Dataset records:
.....
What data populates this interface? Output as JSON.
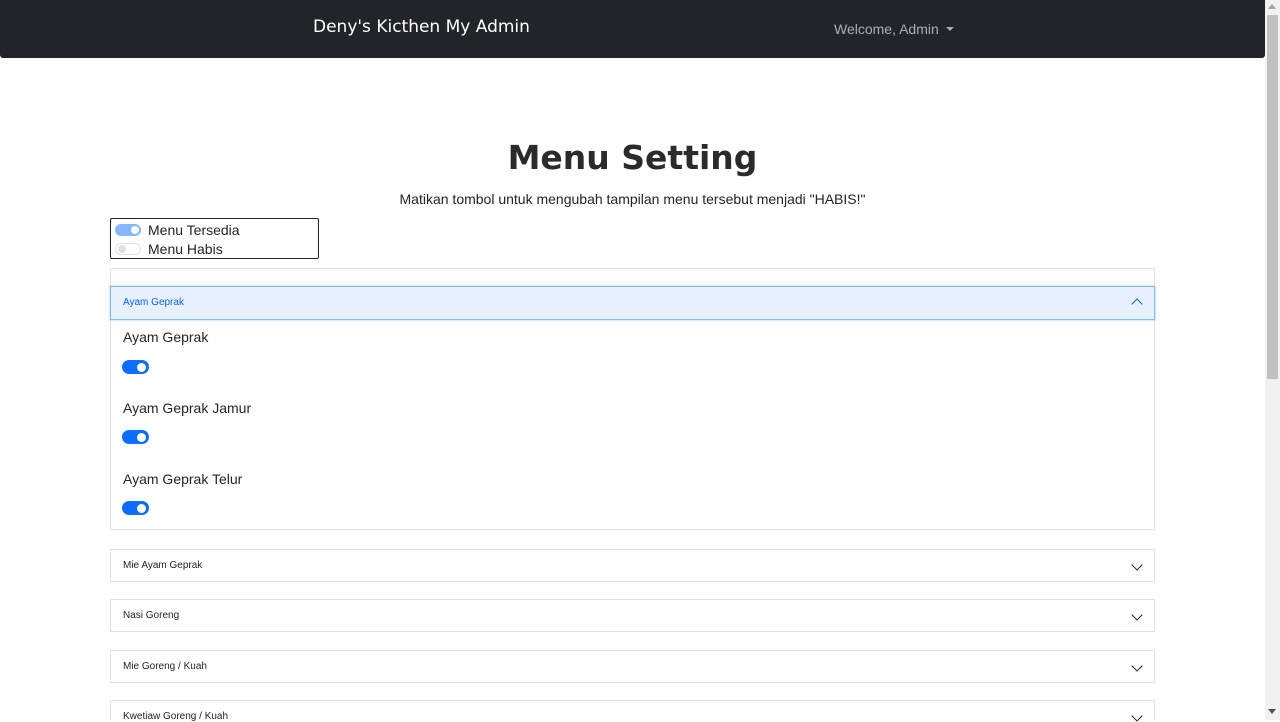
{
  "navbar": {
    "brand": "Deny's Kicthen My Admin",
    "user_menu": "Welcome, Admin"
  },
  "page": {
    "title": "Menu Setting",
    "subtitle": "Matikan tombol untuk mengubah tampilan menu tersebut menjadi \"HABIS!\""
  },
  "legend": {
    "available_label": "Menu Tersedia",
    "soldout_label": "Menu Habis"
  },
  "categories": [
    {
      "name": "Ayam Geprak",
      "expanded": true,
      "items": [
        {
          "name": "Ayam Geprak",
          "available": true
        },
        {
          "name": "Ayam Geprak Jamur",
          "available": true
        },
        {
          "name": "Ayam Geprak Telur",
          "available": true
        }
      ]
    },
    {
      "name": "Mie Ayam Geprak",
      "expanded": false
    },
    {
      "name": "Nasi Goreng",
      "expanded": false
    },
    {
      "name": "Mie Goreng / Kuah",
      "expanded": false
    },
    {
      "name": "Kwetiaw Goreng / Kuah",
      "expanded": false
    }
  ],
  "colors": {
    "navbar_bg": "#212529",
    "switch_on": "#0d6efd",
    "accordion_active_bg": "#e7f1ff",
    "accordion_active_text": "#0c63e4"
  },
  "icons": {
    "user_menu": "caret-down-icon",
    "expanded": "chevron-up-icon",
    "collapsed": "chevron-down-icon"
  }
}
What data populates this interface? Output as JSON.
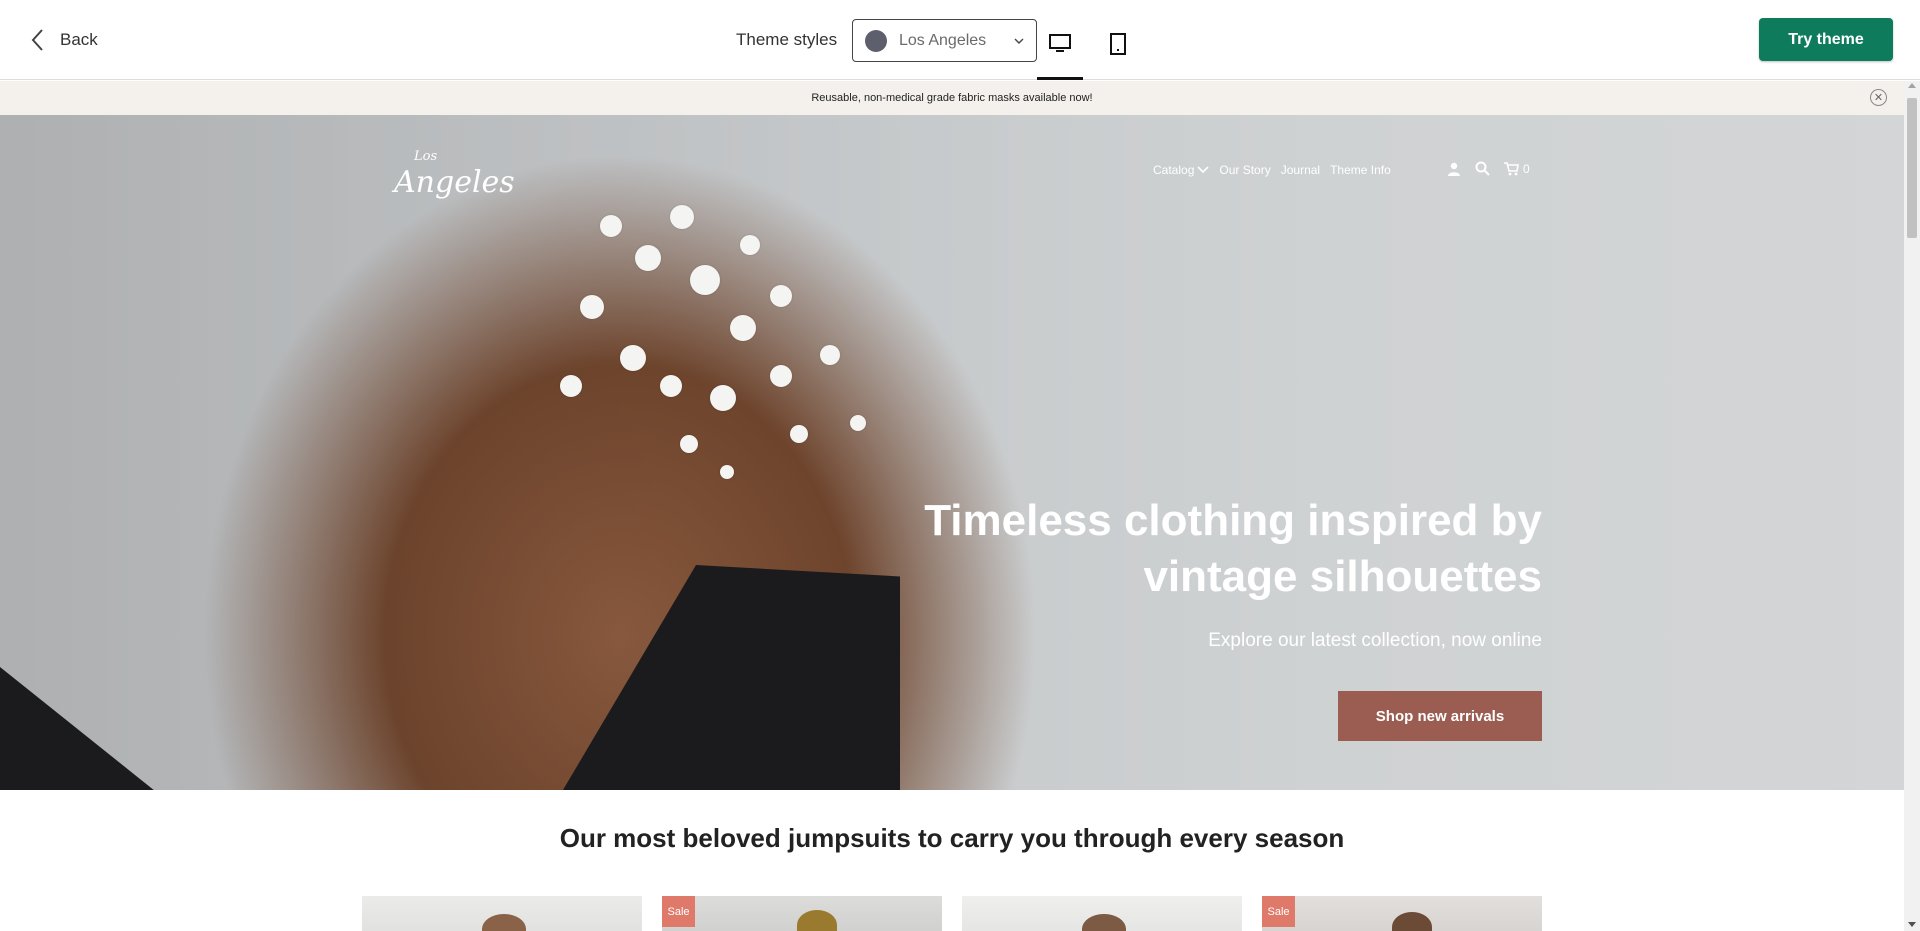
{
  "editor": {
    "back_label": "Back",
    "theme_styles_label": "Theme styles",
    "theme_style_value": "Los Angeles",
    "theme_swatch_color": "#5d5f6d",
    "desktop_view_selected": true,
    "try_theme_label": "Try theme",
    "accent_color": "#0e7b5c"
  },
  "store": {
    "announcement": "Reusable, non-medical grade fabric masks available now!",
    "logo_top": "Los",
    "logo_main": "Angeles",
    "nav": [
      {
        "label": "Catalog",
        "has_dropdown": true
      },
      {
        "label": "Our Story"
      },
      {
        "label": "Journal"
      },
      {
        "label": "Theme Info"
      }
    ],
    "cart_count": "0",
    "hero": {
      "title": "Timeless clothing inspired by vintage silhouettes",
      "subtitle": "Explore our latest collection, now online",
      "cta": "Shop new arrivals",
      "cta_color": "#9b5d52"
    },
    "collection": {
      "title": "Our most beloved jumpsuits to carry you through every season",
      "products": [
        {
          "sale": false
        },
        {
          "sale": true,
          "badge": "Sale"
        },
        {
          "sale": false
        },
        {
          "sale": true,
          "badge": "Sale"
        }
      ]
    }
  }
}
.....
- [YOUR OBJECTIVE]
Every entry must be written out exactly, with all pictures left out.

- [RESPONSE FOR THIS EXERCISE]
What data populates this interface? Output as JSON.
{
  "navbar": {
    "brand": "Deny's Kicthen My Admin",
    "user_menu": "Welcome, Admin"
  },
  "page": {
    "title": "Menu Setting",
    "subtitle": "Matikan tombol untuk mengubah tampilan menu tersebut menjadi \"HABIS!\""
  },
  "legend": {
    "available_label": "Menu Tersedia",
    "soldout_label": "Menu Habis"
  },
  "categories": [
    {
      "name": "Ayam Geprak",
      "expanded": true,
      "items": [
        {
          "name": "Ayam Geprak",
          "available": true
        },
        {
          "name": "Ayam Geprak Jamur",
          "available": true
        },
        {
          "name": "Ayam Geprak Telur",
          "available": true
        }
      ]
    },
    {
      "name": "Mie Ayam Geprak",
      "expanded": false
    },
    {
      "name": "Nasi Goreng",
      "expanded": false
    },
    {
      "name": "Mie Goreng / Kuah",
      "expanded": false
    },
    {
      "name": "Kwetiaw Goreng / Kuah",
      "expanded": false
    }
  ],
  "colors": {
    "navbar_bg": "#212529",
    "switch_on": "#0d6efd",
    "accordion_active_bg": "#e7f1ff",
    "accordion_active_text": "#0c63e4"
  },
  "icons": {
    "user_menu": "caret-down-icon",
    "expanded": "chevron-up-icon",
    "collapsed": "chevron-down-icon"
  }
}
What data populates this interface? Output as JSON.
{
  "editor": {
    "back_label": "Back",
    "theme_styles_label": "Theme styles",
    "theme_style_value": "Los Angeles",
    "theme_swatch_color": "#5d5f6d",
    "desktop_view_selected": true,
    "try_theme_label": "Try theme",
    "accent_color": "#0e7b5c"
  },
  "store": {
    "announcement": "Reusable, non-medical grade fabric masks available now!",
    "logo_top": "Los",
    "logo_main": "Angeles",
    "nav": [
      {
        "label": "Catalog",
        "has_dropdown": true
      },
      {
        "label": "Our Story"
      },
      {
        "label": "Journal"
      },
      {
        "label": "Theme Info"
      }
    ],
    "cart_count": "0",
    "hero": {
      "title": "Timeless clothing inspired by vintage silhouettes",
      "subtitle": "Explore our latest collection, now online",
      "cta": "Shop new arrivals",
      "cta_color": "#9b5d52"
    },
    "collection": {
      "title": "Our most beloved jumpsuits to carry you through every season",
      "products": [
        {
          "sale": false
        },
        {
          "sale": true,
          "badge": "Sale"
        },
        {
          "sale": false
        },
        {
          "sale": true,
          "badge": "Sale"
        }
      ]
    }
  }
}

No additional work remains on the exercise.